Stated exercise => Write out all the entries word for word and omit any pictures.

Data supplied =>
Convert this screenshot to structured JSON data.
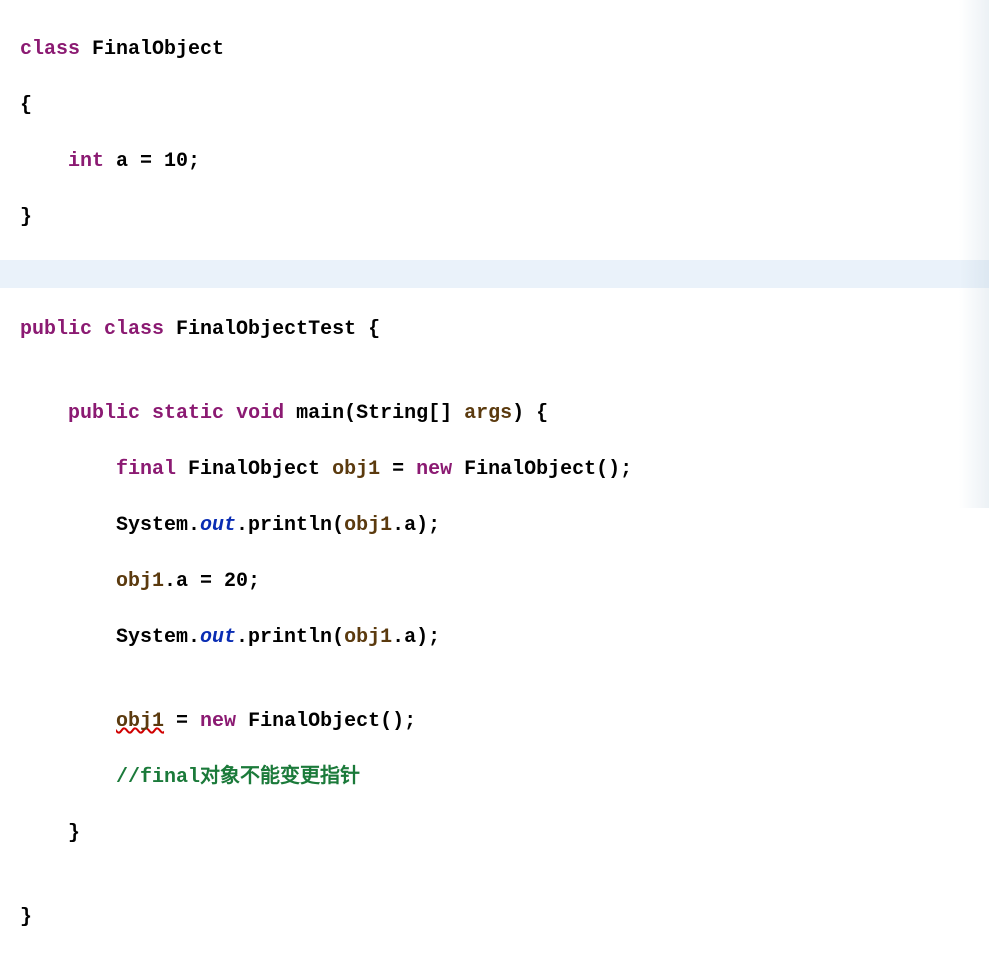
{
  "code": {
    "l1_kw_class": "class",
    "l1_name": "FinalObject",
    "l2_brace_open": "{",
    "l3_indent": "    ",
    "l3_kw_int": "int",
    "l3_rest": " a = 10;",
    "l4_brace_close": "}",
    "l5_blank": " ",
    "l6_kw_public": "public",
    "l6_kw_class": "class",
    "l6_rest": " FinalObjectTest {",
    "l7_blank": "",
    "l8_indent": "    ",
    "l8_kw_public": "public",
    "l8_kw_static": "static",
    "l8_kw_void": "void",
    "l8_main": " main(String[] ",
    "l8_args": "args",
    "l8_end": ") {",
    "l9_indent": "        ",
    "l9_kw_final": "final",
    "l9_type": " FinalObject ",
    "l9_var": "obj1",
    "l9_eq": " = ",
    "l9_kw_new": "new",
    "l9_ctor": " FinalObject();",
    "l10_indent": "        ",
    "l10_sys": "System.",
    "l10_out": "out",
    "l10_print": ".println(",
    "l10_obj": "obj1",
    "l10_end": ".a);",
    "l11_indent": "        ",
    "l11_obj": "obj1",
    "l11_rest": ".a = 20;",
    "l12_indent": "        ",
    "l12_sys": "System.",
    "l12_out": "out",
    "l12_print": ".println(",
    "l12_obj": "obj1",
    "l12_end": ".a);",
    "l13_blank": "",
    "l14_indent": "        ",
    "l14_obj_err": "obj1",
    "l14_eq": " = ",
    "l14_kw_new": "new",
    "l14_ctor": " FinalObject();",
    "l15_indent": "        ",
    "l15_comment": "//final对象不能变更指针",
    "l16_indent": "    ",
    "l16_brace": "}",
    "l17_blank": "",
    "l18_brace": "}"
  }
}
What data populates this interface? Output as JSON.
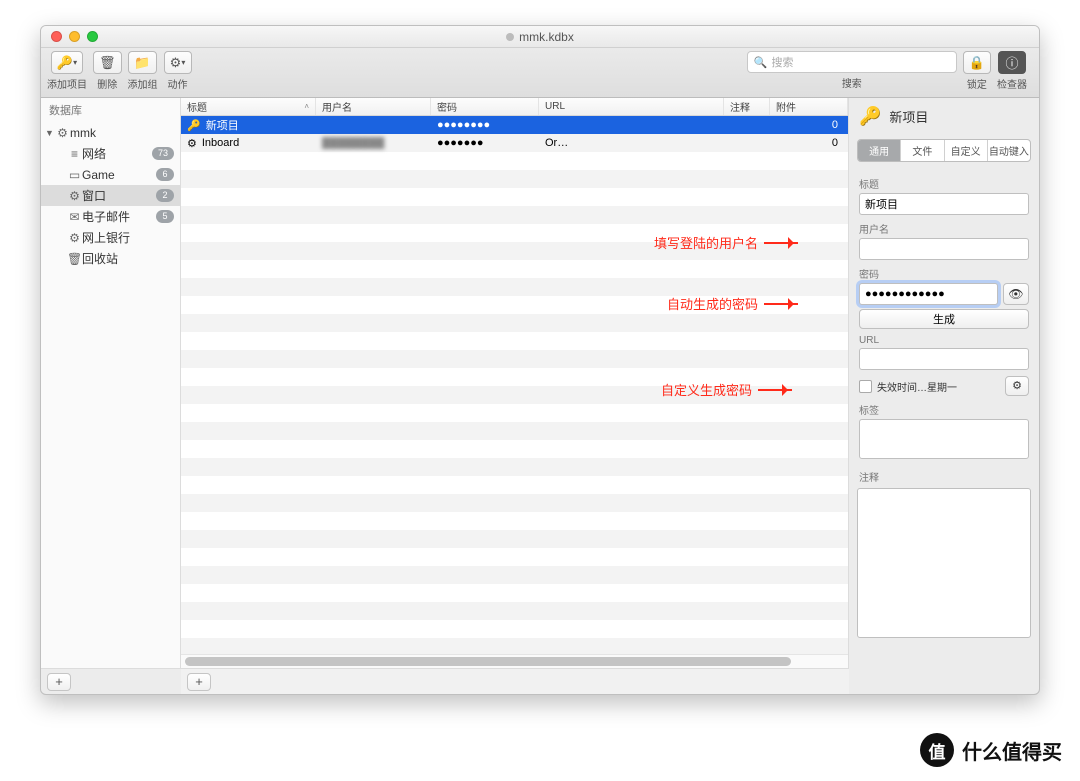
{
  "window": {
    "title": "mmk.kdbx"
  },
  "toolbar": {
    "add_entry": "添加项目",
    "delete": "删除",
    "add_group": "添加组",
    "actions": "动作",
    "search_placeholder": "搜索",
    "search_label": "搜索",
    "lock": "锁定",
    "inspector": "检查器"
  },
  "sidebar": {
    "header": "数据库",
    "root": "mmk",
    "items": [
      {
        "icon": "≡",
        "label": "网络",
        "badge": "73"
      },
      {
        "icon": "▭",
        "label": "Game",
        "badge": "6"
      },
      {
        "icon": "⚙",
        "label": "窗口",
        "badge": "2",
        "selected": true
      },
      {
        "icon": "✉",
        "label": "电子邮件",
        "badge": "5"
      },
      {
        "icon": "⚙",
        "label": "网上银行",
        "badge": ""
      },
      {
        "icon": "🗑",
        "label": "回收站",
        "badge": ""
      }
    ]
  },
  "columns": {
    "title": "标题",
    "user": "用户名",
    "pass": "密码",
    "url": "URL",
    "note": "注释",
    "att": "附件"
  },
  "entries": [
    {
      "icon": "🔑",
      "title": "新项目",
      "user": "",
      "pass": "●●●●●●●●",
      "url": "",
      "att": "0",
      "selected": true
    },
    {
      "icon": "⚙",
      "title": "Inboard",
      "user": "████████",
      "pass": "●●●●●●●",
      "url": "Or…",
      "att": "0"
    }
  ],
  "inspector": {
    "header": "新项目",
    "tabs": [
      "通用",
      "文件",
      "自定义",
      "自动键入"
    ],
    "active_tab": 0,
    "labels": {
      "title": "标题",
      "user": "用户名",
      "pass": "密码",
      "url": "URL",
      "tags": "标签",
      "notes": "注释"
    },
    "title_value": "新项目",
    "pass_value": "●●●●●●●●●●●●",
    "generate": "生成",
    "expire": "失效时间…星期一"
  },
  "annotations": {
    "a1": "填写登陆的用户名",
    "a2": "自动生成的密码",
    "a3": "自定义生成密码"
  },
  "watermark": "什么值得买"
}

The result =>
Convert this screenshot to structured JSON data.
{
  "code": {
    "l1_kw_class": "class",
    "l1_name": "FinalObject",
    "l2_brace_open": "{",
    "l3_indent": "    ",
    "l3_kw_int": "int",
    "l3_rest": " a = 10;",
    "l4_brace_close": "}",
    "l5_blank": " ",
    "l6_kw_public": "public",
    "l6_kw_class": "class",
    "l6_rest": " FinalObjectTest {",
    "l7_blank": "",
    "l8_indent": "    ",
    "l8_kw_public": "public",
    "l8_kw_static": "static",
    "l8_kw_void": "void",
    "l8_main": " main(String[] ",
    "l8_args": "args",
    "l8_end": ") {",
    "l9_indent": "        ",
    "l9_kw_final": "final",
    "l9_type": " FinalObject ",
    "l9_var": "obj1",
    "l9_eq": " = ",
    "l9_kw_new": "new",
    "l9_ctor": " FinalObject();",
    "l10_indent": "        ",
    "l10_sys": "System.",
    "l10_out": "out",
    "l10_print": ".println(",
    "l10_obj": "obj1",
    "l10_end": ".a);",
    "l11_indent": "        ",
    "l11_obj": "obj1",
    "l11_rest": ".a = 20;",
    "l12_indent": "        ",
    "l12_sys": "System.",
    "l12_out": "out",
    "l12_print": ".println(",
    "l12_obj": "obj1",
    "l12_end": ".a);",
    "l13_blank": "",
    "l14_indent": "        ",
    "l14_obj_err": "obj1",
    "l14_eq": " = ",
    "l14_kw_new": "new",
    "l14_ctor": " FinalObject();",
    "l15_indent": "        ",
    "l15_comment": "//final对象不能变更指针",
    "l16_indent": "    ",
    "l16_brace": "}",
    "l17_blank": "",
    "l18_brace": "}"
  }
}
What data populates this interface? Output as JSON.
{
  "window": {
    "title": "mmk.kdbx"
  },
  "toolbar": {
    "add_entry": "添加项目",
    "delete": "删除",
    "add_group": "添加组",
    "actions": "动作",
    "search_placeholder": "搜索",
    "search_label": "搜索",
    "lock": "锁定",
    "inspector": "检查器"
  },
  "sidebar": {
    "header": "数据库",
    "root": "mmk",
    "items": [
      {
        "icon": "≡",
        "label": "网络",
        "badge": "73"
      },
      {
        "icon": "▭",
        "label": "Game",
        "badge": "6"
      },
      {
        "icon": "⚙",
        "label": "窗口",
        "badge": "2",
        "selected": true
      },
      {
        "icon": "✉",
        "label": "电子邮件",
        "badge": "5"
      },
      {
        "icon": "⚙",
        "label": "网上银行",
        "badge": ""
      },
      {
        "icon": "🗑",
        "label": "回收站",
        "badge": ""
      }
    ]
  },
  "columns": {
    "title": "标题",
    "user": "用户名",
    "pass": "密码",
    "url": "URL",
    "note": "注释",
    "att": "附件"
  },
  "entries": [
    {
      "icon": "🔑",
      "title": "新项目",
      "user": "",
      "pass": "●●●●●●●●",
      "url": "",
      "att": "0",
      "selected": true
    },
    {
      "icon": "⚙",
      "title": "Inboard",
      "user": "████████",
      "pass": "●●●●●●●",
      "url": "Or…",
      "att": "0"
    }
  ],
  "inspector": {
    "header": "新项目",
    "tabs": [
      "通用",
      "文件",
      "自定义",
      "自动键入"
    ],
    "active_tab": 0,
    "labels": {
      "title": "标题",
      "user": "用户名",
      "pass": "密码",
      "url": "URL",
      "tags": "标签",
      "notes": "注释"
    },
    "title_value": "新项目",
    "pass_value": "●●●●●●●●●●●●",
    "generate": "生成",
    "expire": "失效时间…星期一"
  },
  "annotations": {
    "a1": "填写登陆的用户名",
    "a2": "自动生成的密码",
    "a3": "自定义生成密码"
  },
  "watermark": "什么值得买"
}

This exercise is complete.